## [What is being asked]
Work out how many lines contain "Probabilities". Reply with the count alone.

## [Material to process]

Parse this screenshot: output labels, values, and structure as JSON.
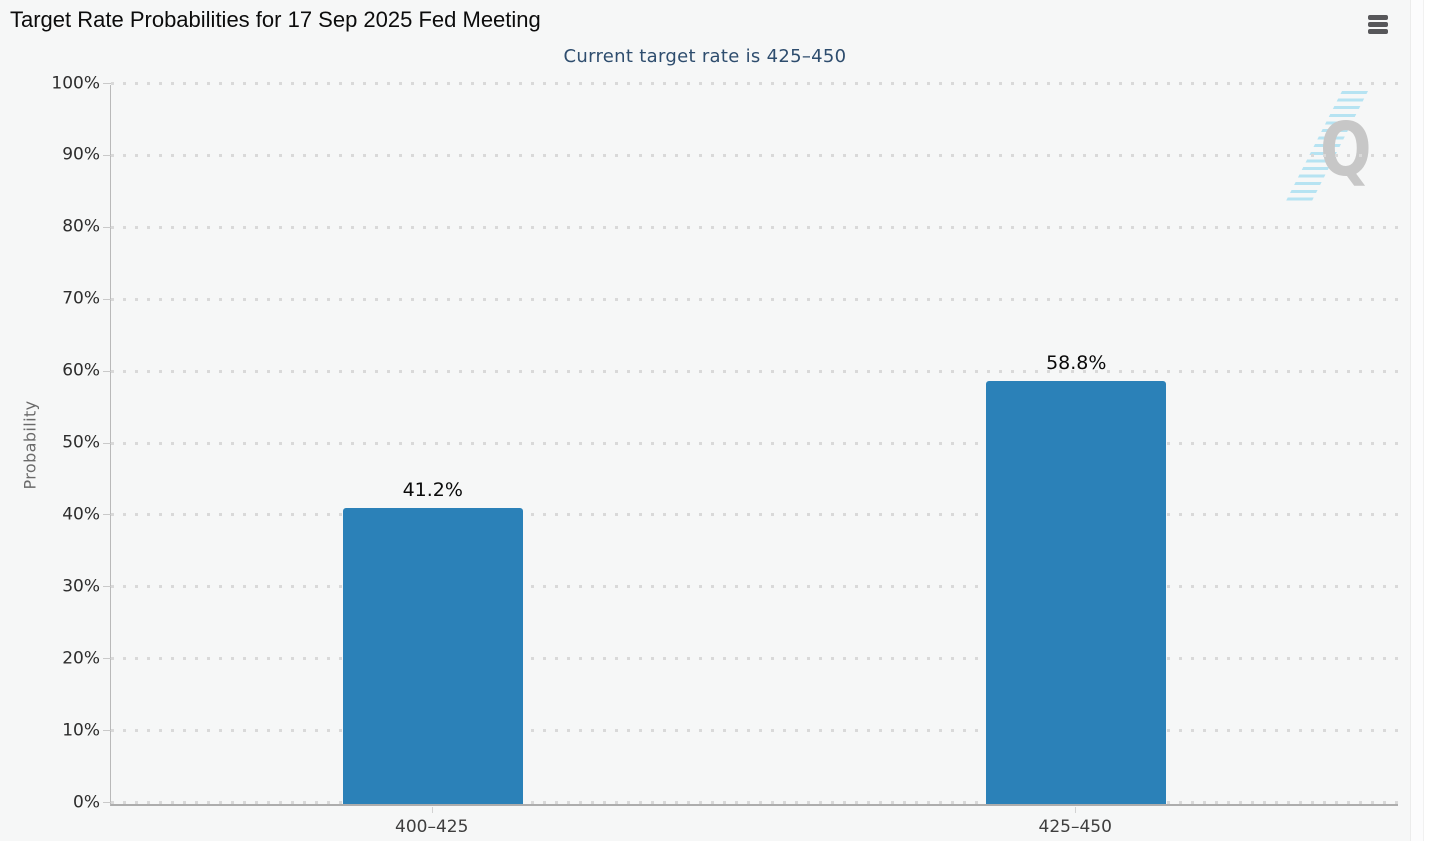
{
  "header": {
    "title": "Target Rate Probabilities for 17 Sep 2025 Fed Meeting"
  },
  "toolbar": {
    "menu_icon": "hamburger"
  },
  "chart_data": {
    "type": "bar",
    "title": "Target Rate Probabilities for 17 Sep 2025 Fed Meeting",
    "subtitle": "Current target rate is 425–450",
    "categories": [
      "400–425",
      "425–450"
    ],
    "series": [
      {
        "name": "Probability",
        "values": [
          41.2,
          58.8
        ]
      }
    ],
    "value_labels": [
      "41.2%",
      "58.8%"
    ],
    "xlabel": "",
    "ylabel": "Probability",
    "ylim": [
      0,
      100
    ],
    "ytick_step": 10,
    "ytick_labels": [
      "0%",
      "10%",
      "20%",
      "30%",
      "40%",
      "50%",
      "60%",
      "70%",
      "80%",
      "90%",
      "100%"
    ],
    "grid": "horizontal-dotted",
    "legend": "none",
    "bar_color": "#2b81b8",
    "watermark_letter": "Q"
  },
  "colors": {
    "page_bg": "#f6f7f7",
    "bar": "#2b81b8",
    "subtitle_text": "#2e4d6e",
    "grid_dot": "#d9d9d9",
    "axis_line": "#adadad",
    "axis_text": "#2d2d2d",
    "ylabel_text": "#6a6a6a",
    "watermark_q": "#c7c7c7",
    "watermark_stripes": "#b6e3f2",
    "menu_icon": "#57575a"
  }
}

## [Result of the task]
2